### Task material

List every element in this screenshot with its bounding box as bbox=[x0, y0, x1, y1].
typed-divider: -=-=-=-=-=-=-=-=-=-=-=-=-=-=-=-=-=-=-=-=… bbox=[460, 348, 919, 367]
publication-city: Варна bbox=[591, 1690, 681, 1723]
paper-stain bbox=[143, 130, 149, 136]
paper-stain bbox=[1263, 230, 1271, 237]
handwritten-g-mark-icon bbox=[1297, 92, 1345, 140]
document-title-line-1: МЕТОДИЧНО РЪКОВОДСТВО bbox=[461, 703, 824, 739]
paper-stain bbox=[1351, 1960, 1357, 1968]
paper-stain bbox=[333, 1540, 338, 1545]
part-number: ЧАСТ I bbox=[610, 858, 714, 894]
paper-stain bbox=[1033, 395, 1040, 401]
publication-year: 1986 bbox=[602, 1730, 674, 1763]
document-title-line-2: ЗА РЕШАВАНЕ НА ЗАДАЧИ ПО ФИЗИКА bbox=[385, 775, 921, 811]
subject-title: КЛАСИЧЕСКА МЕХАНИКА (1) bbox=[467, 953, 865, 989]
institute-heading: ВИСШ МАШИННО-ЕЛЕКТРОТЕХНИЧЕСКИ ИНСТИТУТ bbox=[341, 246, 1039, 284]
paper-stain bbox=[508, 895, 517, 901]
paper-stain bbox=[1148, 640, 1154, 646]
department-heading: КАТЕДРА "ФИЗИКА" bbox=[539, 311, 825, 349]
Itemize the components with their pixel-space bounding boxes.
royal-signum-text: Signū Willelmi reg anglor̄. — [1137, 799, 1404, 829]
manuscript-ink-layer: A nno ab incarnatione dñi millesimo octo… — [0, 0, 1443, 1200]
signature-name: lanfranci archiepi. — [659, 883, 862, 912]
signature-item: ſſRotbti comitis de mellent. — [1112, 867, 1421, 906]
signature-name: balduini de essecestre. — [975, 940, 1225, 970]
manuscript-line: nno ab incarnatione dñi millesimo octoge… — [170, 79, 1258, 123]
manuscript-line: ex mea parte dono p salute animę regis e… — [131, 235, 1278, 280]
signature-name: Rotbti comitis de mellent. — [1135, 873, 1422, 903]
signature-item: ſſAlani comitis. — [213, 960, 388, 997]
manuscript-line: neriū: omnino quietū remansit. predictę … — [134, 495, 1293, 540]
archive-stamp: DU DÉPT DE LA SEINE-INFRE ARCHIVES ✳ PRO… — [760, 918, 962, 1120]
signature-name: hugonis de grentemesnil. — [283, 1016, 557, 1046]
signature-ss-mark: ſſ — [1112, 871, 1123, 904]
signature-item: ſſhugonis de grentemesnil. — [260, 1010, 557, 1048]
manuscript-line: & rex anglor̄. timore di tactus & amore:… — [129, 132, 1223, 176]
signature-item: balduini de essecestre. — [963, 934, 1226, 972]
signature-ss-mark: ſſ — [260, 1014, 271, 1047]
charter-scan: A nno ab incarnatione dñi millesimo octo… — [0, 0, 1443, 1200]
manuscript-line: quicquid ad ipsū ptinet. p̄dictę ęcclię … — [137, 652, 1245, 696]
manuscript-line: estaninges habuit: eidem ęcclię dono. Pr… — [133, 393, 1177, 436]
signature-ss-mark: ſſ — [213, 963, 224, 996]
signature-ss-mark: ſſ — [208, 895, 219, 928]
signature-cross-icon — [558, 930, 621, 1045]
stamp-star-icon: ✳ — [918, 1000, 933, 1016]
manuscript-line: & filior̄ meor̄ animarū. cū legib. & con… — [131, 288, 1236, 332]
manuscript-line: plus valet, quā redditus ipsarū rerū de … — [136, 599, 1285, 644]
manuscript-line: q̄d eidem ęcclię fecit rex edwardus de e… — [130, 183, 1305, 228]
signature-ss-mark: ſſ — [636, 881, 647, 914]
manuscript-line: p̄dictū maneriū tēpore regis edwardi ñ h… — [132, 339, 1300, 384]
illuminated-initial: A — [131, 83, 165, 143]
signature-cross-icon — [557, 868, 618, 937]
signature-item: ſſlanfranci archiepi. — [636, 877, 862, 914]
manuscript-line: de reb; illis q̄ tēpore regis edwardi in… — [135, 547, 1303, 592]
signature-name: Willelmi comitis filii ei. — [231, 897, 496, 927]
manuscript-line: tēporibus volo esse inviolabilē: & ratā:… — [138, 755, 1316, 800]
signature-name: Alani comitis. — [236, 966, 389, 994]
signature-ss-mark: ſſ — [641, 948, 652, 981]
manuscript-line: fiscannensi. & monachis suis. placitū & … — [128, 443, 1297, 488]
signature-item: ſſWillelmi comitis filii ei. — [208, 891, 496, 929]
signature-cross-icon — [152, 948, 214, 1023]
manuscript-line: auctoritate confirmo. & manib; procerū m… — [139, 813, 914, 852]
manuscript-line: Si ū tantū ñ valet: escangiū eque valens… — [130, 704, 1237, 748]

### Aim
Print every line of the material above again, character for character, leaving nothing out and changing nothing.

### Problem solution
List every element in this screenshot with its bounding box as bbox=[x0, y0, x1, y1].
typed-divider: -=-=-=-=-=-=-=-=-=-=-=-=-=-=-=-=-=-=-=-=… bbox=[460, 348, 919, 367]
publication-city: Варна bbox=[591, 1690, 681, 1723]
paper-stain bbox=[143, 130, 149, 136]
paper-stain bbox=[1263, 230, 1271, 237]
handwritten-g-mark-icon bbox=[1297, 92, 1345, 140]
document-title-line-1: МЕТОДИЧНО РЪКОВОДСТВО bbox=[461, 703, 824, 739]
paper-stain bbox=[1351, 1960, 1357, 1968]
paper-stain bbox=[333, 1540, 338, 1545]
part-number: ЧАСТ I bbox=[610, 858, 714, 894]
paper-stain bbox=[1033, 395, 1040, 401]
publication-year: 1986 bbox=[602, 1730, 674, 1763]
document-title-line-2: ЗА РЕШАВАНЕ НА ЗАДАЧИ ПО ФИЗИКА bbox=[385, 775, 921, 811]
subject-title: КЛАСИЧЕСКА МЕХАНИКА (1) bbox=[467, 953, 865, 989]
institute-heading: ВИСШ МАШИННО-ЕЛЕКТРОТЕХНИЧЕСКИ ИНСТИТУТ bbox=[341, 246, 1039, 284]
paper-stain bbox=[508, 895, 517, 901]
paper-stain bbox=[1148, 640, 1154, 646]
department-heading: КАТЕДРА "ФИЗИКА" bbox=[539, 311, 825, 349]
Itemize the components with their pixel-space bounding boxes.
royal-signum-text: Signū Willelmi reg anglor̄. — [1137, 799, 1404, 829]
manuscript-ink-layer: A nno ab incarnatione dñi millesimo octo… — [0, 0, 1443, 1200]
signature-name: lanfranci archiepi. — [659, 883, 862, 912]
signature-item: ſſRotbti comitis de mellent. — [1112, 867, 1421, 906]
signature-name: balduini de essecestre. — [975, 940, 1225, 970]
manuscript-line: nno ab incarnatione dñi millesimo octoge… — [170, 79, 1258, 123]
manuscript-line: ex mea parte dono p salute animę regis e… — [131, 235, 1278, 280]
signature-name: Rotbti comitis de mellent. — [1135, 873, 1422, 903]
signature-item: ſſAlani comitis. — [213, 960, 388, 997]
manuscript-line: neriū: omnino quietū remansit. predictę … — [134, 495, 1293, 540]
archive-stamp: DU DÉPT DE LA SEINE-INFRE ARCHIVES ✳ PRO… — [760, 918, 962, 1120]
signature-name: hugonis de grentemesnil. — [283, 1016, 557, 1046]
signature-ss-mark: ſſ — [1112, 871, 1123, 904]
signature-item: ſſhugonis de grentemesnil. — [260, 1010, 557, 1048]
manuscript-line: & rex anglor̄. timore di tactus & amore:… — [129, 132, 1223, 176]
signature-item: balduini de essecestre. — [963, 934, 1226, 972]
signature-ss-mark: ſſ — [260, 1014, 271, 1047]
charter-scan: A nno ab incarnatione dñi millesimo octo… — [0, 0, 1443, 1200]
manuscript-line: quicquid ad ipsū ptinet. p̄dictę ęcclię … — [137, 652, 1245, 696]
manuscript-line: estaninges habuit: eidem ęcclię dono. Pr… — [133, 393, 1177, 436]
signature-ss-mark: ſſ — [213, 963, 224, 996]
signature-ss-mark: ſſ — [208, 895, 219, 928]
signature-cross-icon — [558, 930, 621, 1045]
stamp-star-icon: ✳ — [918, 1000, 933, 1016]
manuscript-line: & filior̄ meor̄ animarū. cū legib. & con… — [131, 288, 1236, 332]
manuscript-line: plus valet, quā redditus ipsarū rerū de … — [136, 599, 1285, 644]
manuscript-line: q̄d eidem ęcclię fecit rex edwardus de e… — [130, 183, 1305, 228]
signature-ss-mark: ſſ — [636, 881, 647, 914]
manuscript-line: p̄dictū maneriū tēpore regis edwardi ñ h… — [132, 339, 1300, 384]
illuminated-initial: A — [131, 83, 165, 143]
signature-cross-icon — [557, 868, 618, 937]
signature-item: ſſlanfranci archiepi. — [636, 877, 862, 914]
manuscript-line: de reb; illis q̄ tēpore regis edwardi in… — [135, 547, 1303, 592]
signature-name: Willelmi comitis filii ei. — [231, 897, 496, 927]
manuscript-line: tēporibus volo esse inviolabilē: & ratā:… — [138, 755, 1316, 800]
signature-name: Alani comitis. — [236, 966, 389, 994]
signature-ss-mark: ſſ — [641, 948, 652, 981]
manuscript-line: fiscannensi. & monachis suis. placitū & … — [128, 443, 1297, 488]
signature-item: ſſWillelmi comitis filii ei. — [208, 891, 496, 929]
signature-cross-icon — [152, 948, 214, 1023]
manuscript-line: auctoritate confirmo. & manib; procerū m… — [139, 813, 914, 852]
manuscript-line: Si ū tantū ñ valet: escangiū eque valens… — [130, 704, 1237, 748]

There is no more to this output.